-- WRITTEN INSTRUCTION --
Locate every line that holds the string "watch" and copy it.

Records that describe figures
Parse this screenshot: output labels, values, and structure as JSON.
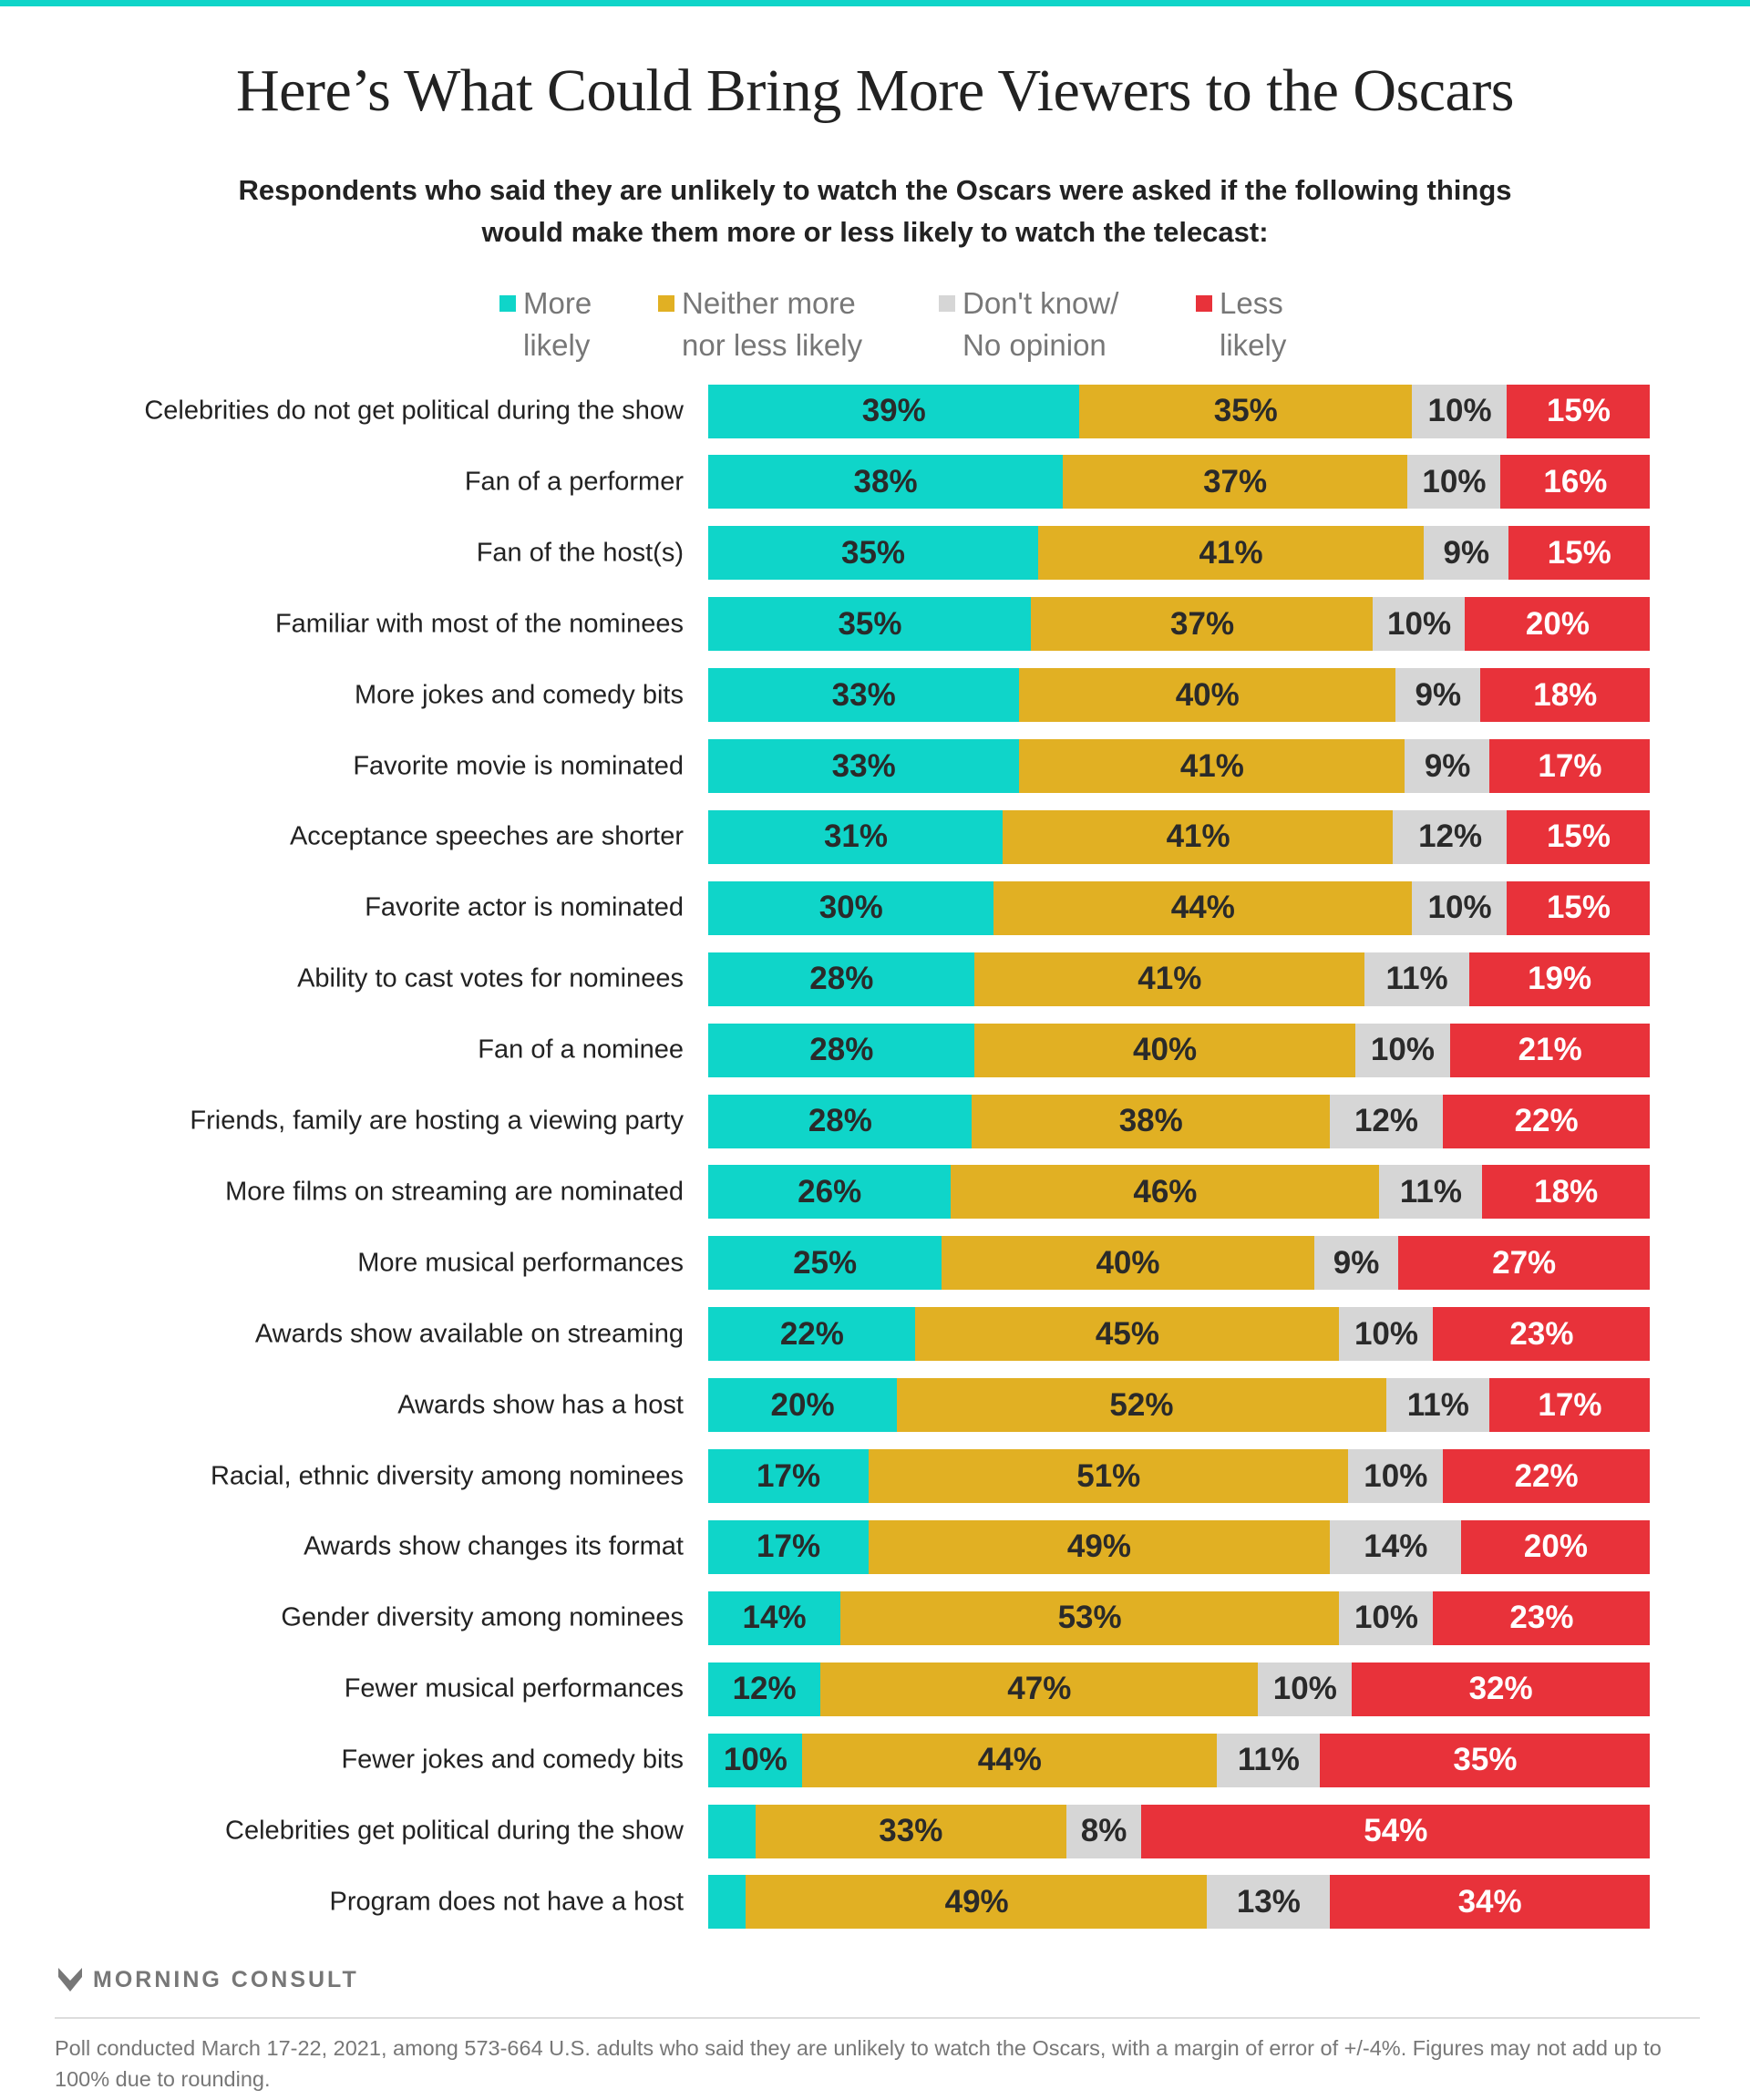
{
  "title": "Here’s What Could Bring More Viewers to the Oscars",
  "subtitle": "Respondents who said they are unlikely to watch the Oscars were asked if the following things would make them more or less likely to watch the telecast:",
  "colors": {
    "more": "#0fd5c9",
    "neither": "#e1b023",
    "dontknow": "#d6d6d6",
    "less": "#e8323a",
    "accent_bar": "#0fd5c9"
  },
  "legend": [
    {
      "label": "More\nlikely",
      "color": "#0fd5c9"
    },
    {
      "label": "Neither more\nnor less likely",
      "color": "#e1b023"
    },
    {
      "label": "Don't know/\nNo opinion",
      "color": "#d6d6d6"
    },
    {
      "label": "Less\nlikely",
      "color": "#e8323a"
    }
  ],
  "chart_data": {
    "type": "bar",
    "orientation": "horizontal",
    "stacked": true,
    "title": "Here’s What Could Bring More Viewers to the Oscars",
    "categories": [
      "Celebrities do not get political during the show",
      "Fan of a performer",
      "Fan of the host(s)",
      "Familiar with most of the nominees",
      "More jokes and comedy bits",
      "Favorite movie is nominated",
      "Acceptance speeches are shorter",
      "Favorite actor is nominated",
      "Ability to cast votes for nominees",
      "Fan of a nominee",
      "Friends, family are hosting a viewing party",
      "More films on streaming are nominated",
      "More musical performances",
      "Awards show available on streaming",
      "Awards show has a host",
      "Racial, ethnic diversity among nominees",
      "Awards show changes its format",
      "Gender diversity among nominees",
      "Fewer musical performances",
      "Fewer jokes and comedy bits",
      "Celebrities get political during the show",
      "Program does not have a host"
    ],
    "series": [
      {
        "name": "More likely",
        "values": [
          39,
          38,
          35,
          35,
          33,
          33,
          31,
          30,
          28,
          28,
          28,
          26,
          25,
          22,
          20,
          17,
          17,
          14,
          12,
          10,
          5,
          4
        ]
      },
      {
        "name": "Neither more nor less likely",
        "values": [
          35,
          37,
          41,
          37,
          40,
          41,
          41,
          44,
          41,
          40,
          38,
          46,
          40,
          45,
          52,
          51,
          49,
          53,
          47,
          44,
          33,
          49
        ]
      },
      {
        "name": "Don't know/ No opinion",
        "values": [
          10,
          10,
          9,
          10,
          9,
          9,
          12,
          10,
          11,
          10,
          12,
          11,
          9,
          10,
          11,
          10,
          14,
          10,
          10,
          11,
          8,
          13
        ]
      },
      {
        "name": "Less likely",
        "values": [
          15,
          16,
          15,
          20,
          18,
          17,
          15,
          15,
          19,
          21,
          22,
          18,
          27,
          23,
          17,
          22,
          20,
          23,
          32,
          35,
          54,
          34
        ]
      }
    ],
    "unit": "%",
    "legend_position": "top",
    "grid": false
  },
  "logo": "MORNING CONSULT",
  "footnote": "Poll conducted March 17-22, 2021, among 573-664 U.S. adults who said they are unlikely to watch the Oscars, with a margin of error of +/-4%. Figures may not add up to 100% due to rounding."
}
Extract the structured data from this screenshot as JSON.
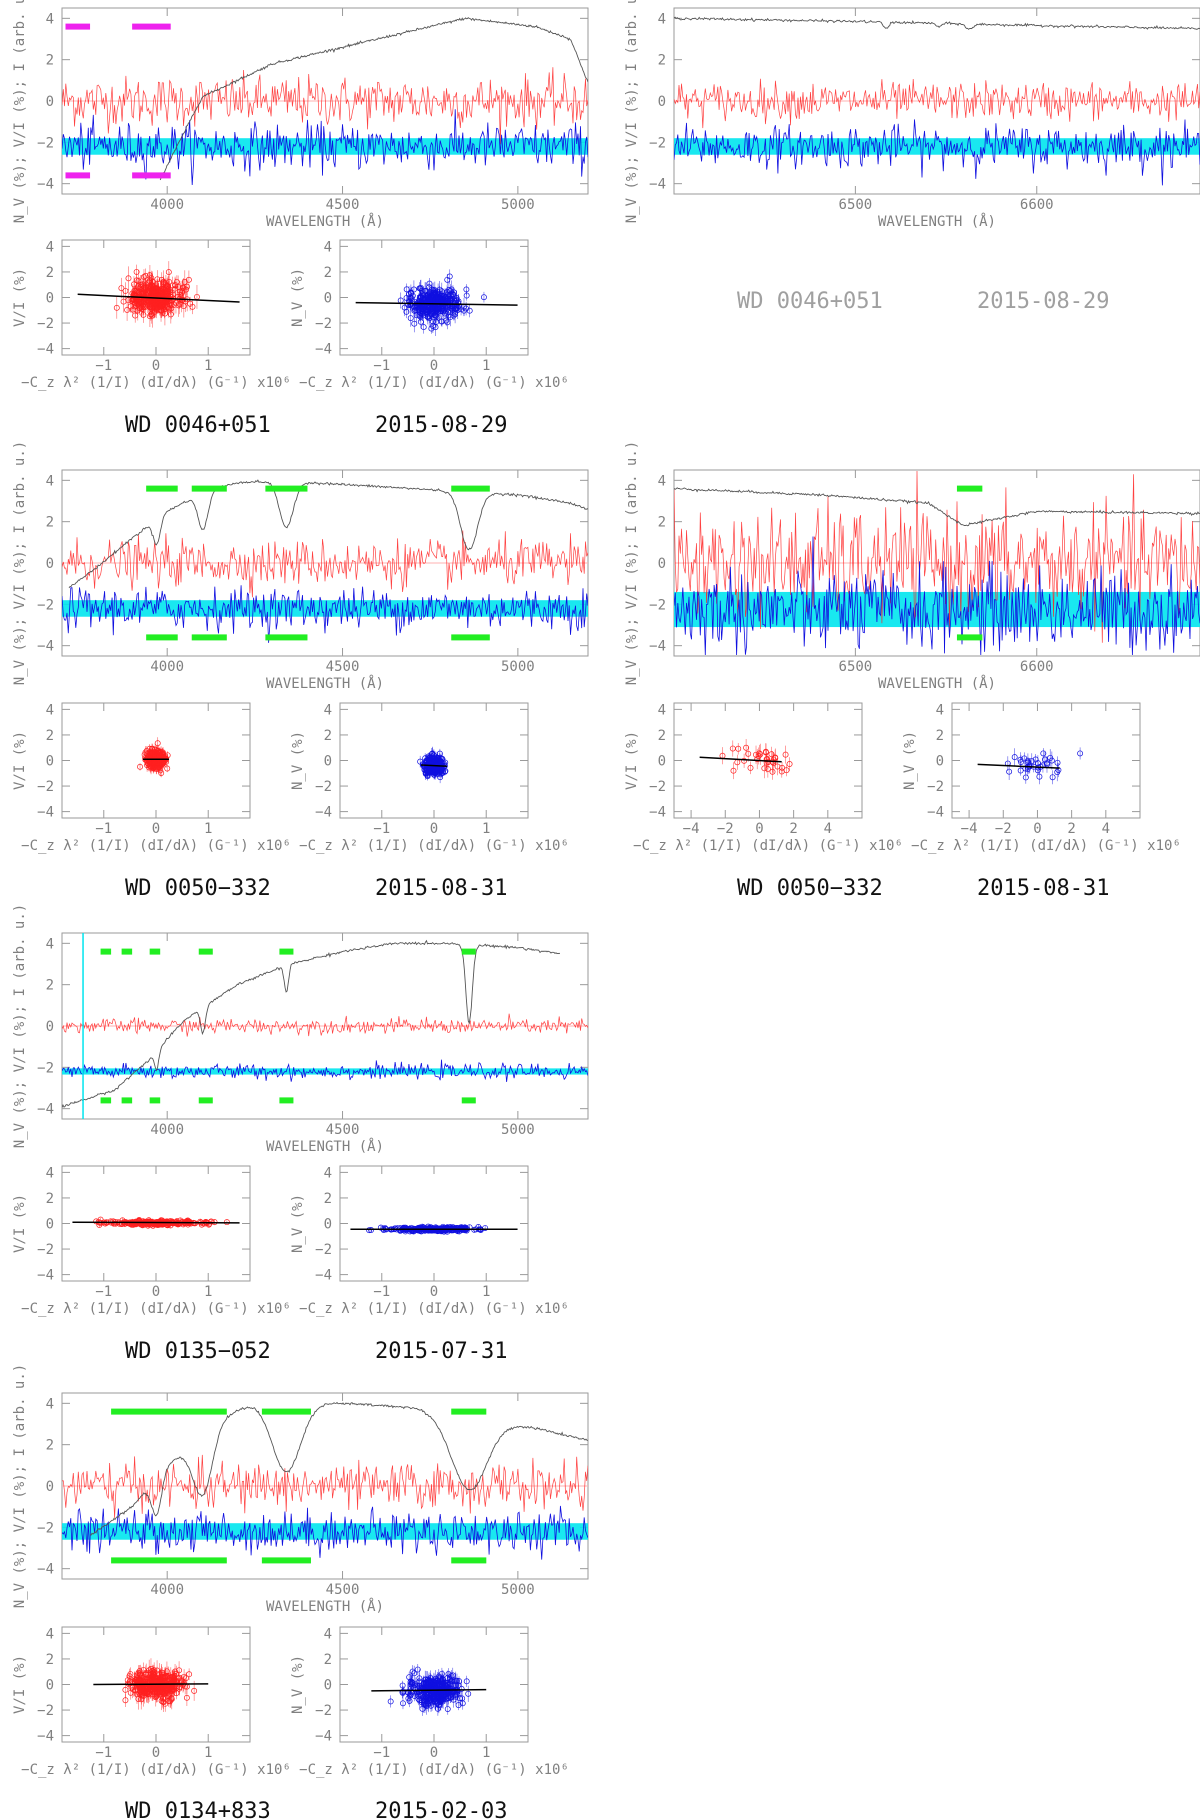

-- WRITTEN SOLUTION --
  "subtitle": "Respondents who said they are unlikely to watch the Oscars were asked if the following things would make them more or less likely to watch the telecast:",
  "footnote": "Poll conducted March 17-22, 2021, among 573-664 U.S. adults who said they are unlikely to watch the Oscars, with a margin of error of +/-4%. Figures may not add up to 100% due to rounding."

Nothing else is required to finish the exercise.